Search the material for "page" and show all lines that contain it.

Data entries:

# # #

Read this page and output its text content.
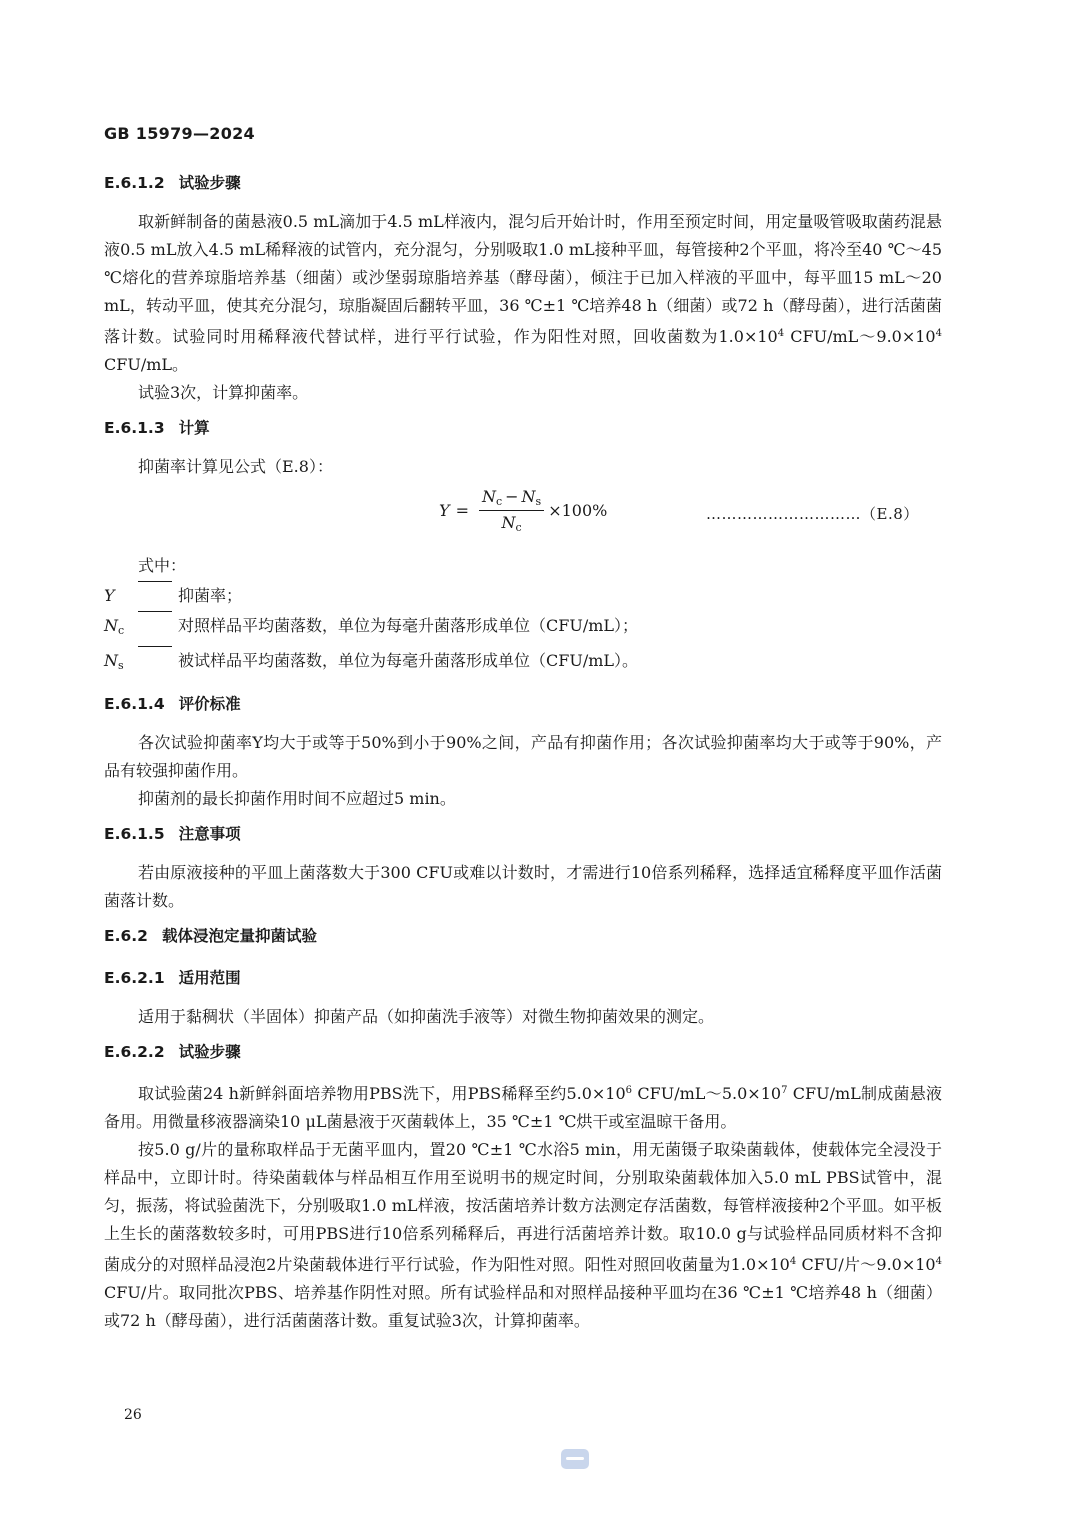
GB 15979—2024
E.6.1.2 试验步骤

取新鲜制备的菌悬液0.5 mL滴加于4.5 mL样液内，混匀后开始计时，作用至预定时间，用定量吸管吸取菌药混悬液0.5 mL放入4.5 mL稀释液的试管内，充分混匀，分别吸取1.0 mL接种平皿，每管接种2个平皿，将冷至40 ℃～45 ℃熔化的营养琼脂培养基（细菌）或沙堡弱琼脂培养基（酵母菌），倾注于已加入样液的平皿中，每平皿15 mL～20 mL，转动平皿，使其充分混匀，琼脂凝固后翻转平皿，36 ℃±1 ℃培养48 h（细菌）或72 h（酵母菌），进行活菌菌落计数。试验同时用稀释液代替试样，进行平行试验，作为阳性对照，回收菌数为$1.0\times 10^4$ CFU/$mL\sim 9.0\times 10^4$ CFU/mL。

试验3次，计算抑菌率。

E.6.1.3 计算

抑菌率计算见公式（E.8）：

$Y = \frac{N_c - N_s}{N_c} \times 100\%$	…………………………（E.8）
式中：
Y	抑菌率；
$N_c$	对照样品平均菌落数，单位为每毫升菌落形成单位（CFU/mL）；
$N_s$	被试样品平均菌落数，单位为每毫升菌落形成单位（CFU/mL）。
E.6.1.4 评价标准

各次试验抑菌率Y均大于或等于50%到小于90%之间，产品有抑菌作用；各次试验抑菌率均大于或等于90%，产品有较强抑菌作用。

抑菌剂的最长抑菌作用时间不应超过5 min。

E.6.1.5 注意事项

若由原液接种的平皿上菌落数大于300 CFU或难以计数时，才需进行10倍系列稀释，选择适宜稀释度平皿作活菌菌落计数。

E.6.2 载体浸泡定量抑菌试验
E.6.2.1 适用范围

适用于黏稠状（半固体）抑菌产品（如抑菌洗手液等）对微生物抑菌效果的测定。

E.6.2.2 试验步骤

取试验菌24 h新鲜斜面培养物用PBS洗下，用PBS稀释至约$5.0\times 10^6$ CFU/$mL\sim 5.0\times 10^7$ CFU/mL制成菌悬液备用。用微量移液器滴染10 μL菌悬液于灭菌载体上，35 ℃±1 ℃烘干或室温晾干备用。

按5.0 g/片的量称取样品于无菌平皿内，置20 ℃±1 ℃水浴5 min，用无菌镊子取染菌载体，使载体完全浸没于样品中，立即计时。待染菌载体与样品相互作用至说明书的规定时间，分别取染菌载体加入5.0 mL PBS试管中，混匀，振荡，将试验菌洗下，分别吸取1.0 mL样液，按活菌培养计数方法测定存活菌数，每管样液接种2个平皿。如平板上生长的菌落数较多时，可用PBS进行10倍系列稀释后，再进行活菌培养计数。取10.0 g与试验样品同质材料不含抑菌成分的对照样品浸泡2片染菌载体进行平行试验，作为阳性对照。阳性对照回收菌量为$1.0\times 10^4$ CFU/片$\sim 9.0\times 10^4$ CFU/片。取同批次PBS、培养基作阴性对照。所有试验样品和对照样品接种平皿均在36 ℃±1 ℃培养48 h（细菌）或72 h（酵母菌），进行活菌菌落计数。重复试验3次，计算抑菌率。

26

# # #

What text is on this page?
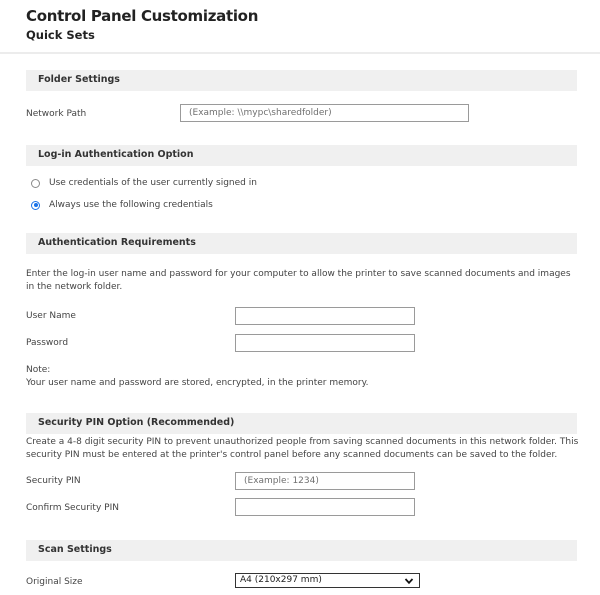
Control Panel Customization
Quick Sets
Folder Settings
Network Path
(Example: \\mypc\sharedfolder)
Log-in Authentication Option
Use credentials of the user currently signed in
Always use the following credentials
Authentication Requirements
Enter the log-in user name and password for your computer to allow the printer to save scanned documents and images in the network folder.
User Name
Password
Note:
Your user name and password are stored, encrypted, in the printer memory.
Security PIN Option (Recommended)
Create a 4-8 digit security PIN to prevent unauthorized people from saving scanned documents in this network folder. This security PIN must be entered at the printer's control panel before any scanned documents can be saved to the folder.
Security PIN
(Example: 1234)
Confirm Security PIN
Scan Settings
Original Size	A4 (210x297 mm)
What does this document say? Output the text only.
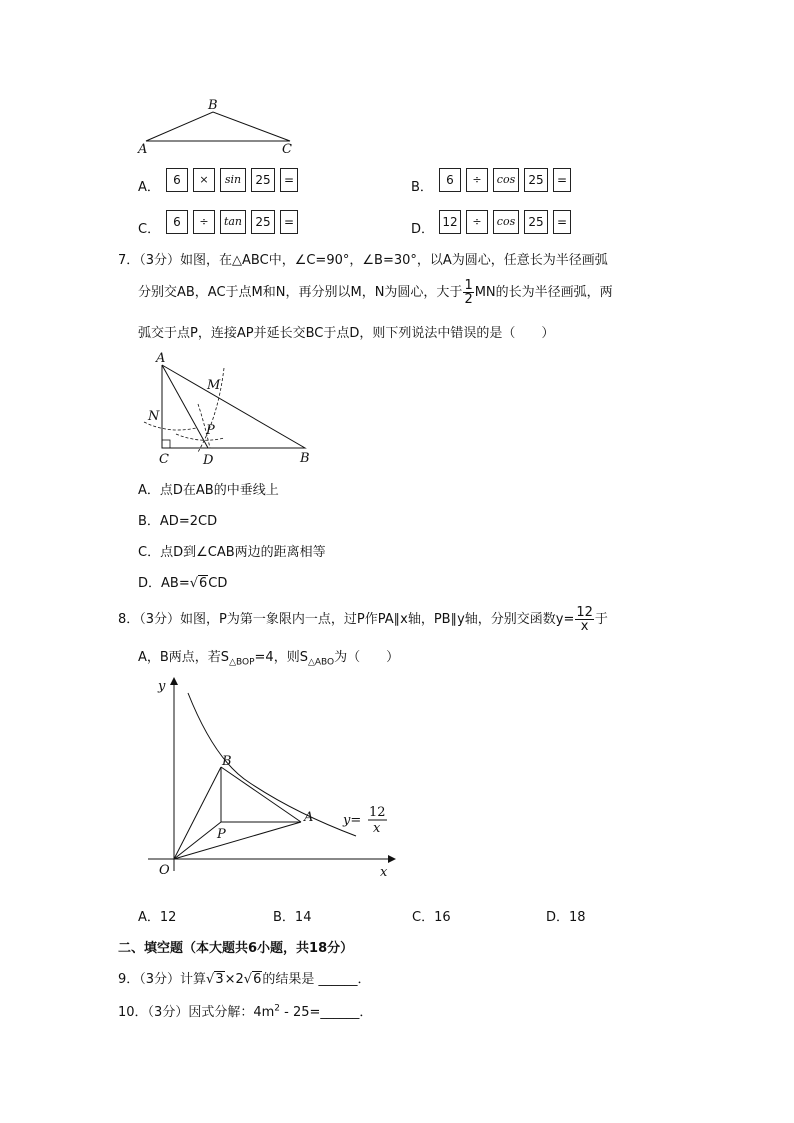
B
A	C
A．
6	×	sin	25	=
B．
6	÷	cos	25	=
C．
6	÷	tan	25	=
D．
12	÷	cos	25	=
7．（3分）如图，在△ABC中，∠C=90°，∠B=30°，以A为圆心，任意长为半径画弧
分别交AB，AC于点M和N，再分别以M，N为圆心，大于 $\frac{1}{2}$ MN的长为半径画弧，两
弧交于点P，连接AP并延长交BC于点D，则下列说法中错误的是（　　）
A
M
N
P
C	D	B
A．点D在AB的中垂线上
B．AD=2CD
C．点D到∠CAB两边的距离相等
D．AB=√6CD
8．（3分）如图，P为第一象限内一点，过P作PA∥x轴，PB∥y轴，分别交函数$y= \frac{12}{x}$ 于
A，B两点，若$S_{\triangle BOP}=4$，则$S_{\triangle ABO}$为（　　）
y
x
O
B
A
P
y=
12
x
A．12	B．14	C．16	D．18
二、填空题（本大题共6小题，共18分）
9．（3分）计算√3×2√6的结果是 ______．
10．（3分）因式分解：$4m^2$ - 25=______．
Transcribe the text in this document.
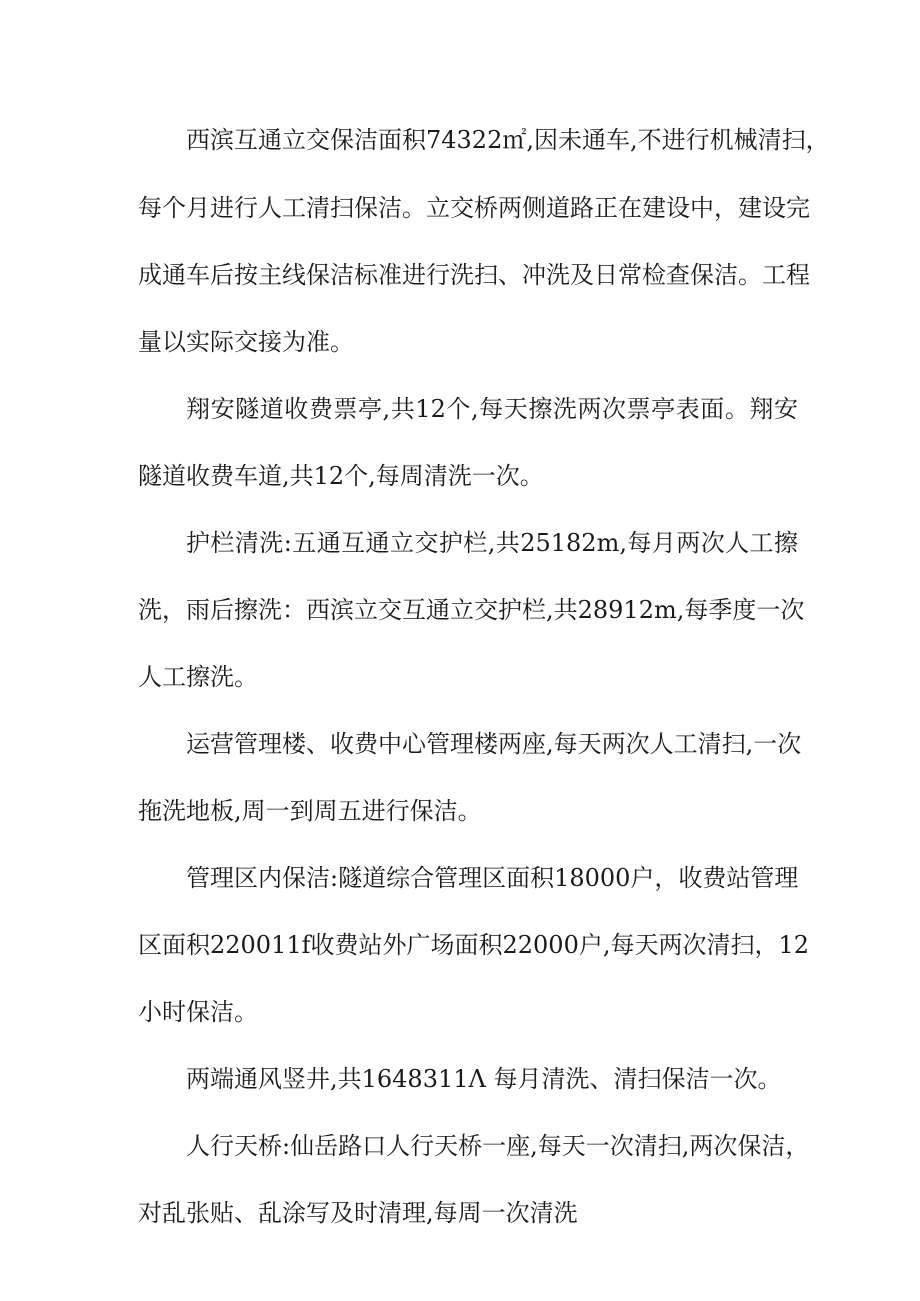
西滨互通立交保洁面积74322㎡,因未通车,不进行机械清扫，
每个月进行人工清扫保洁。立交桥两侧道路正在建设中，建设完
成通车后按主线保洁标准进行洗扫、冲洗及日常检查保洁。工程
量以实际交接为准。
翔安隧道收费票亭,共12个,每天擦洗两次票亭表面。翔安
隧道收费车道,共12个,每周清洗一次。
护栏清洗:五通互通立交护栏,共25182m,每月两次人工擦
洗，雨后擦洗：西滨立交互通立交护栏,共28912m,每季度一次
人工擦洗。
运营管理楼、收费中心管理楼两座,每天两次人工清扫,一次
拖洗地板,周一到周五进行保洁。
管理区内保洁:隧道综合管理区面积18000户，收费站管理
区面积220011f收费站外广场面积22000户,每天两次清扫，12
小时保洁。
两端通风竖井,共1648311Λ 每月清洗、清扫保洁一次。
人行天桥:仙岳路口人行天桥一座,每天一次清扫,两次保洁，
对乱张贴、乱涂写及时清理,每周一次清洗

# # #

Full solution:
Read this page and output its text content.
What text is on this page?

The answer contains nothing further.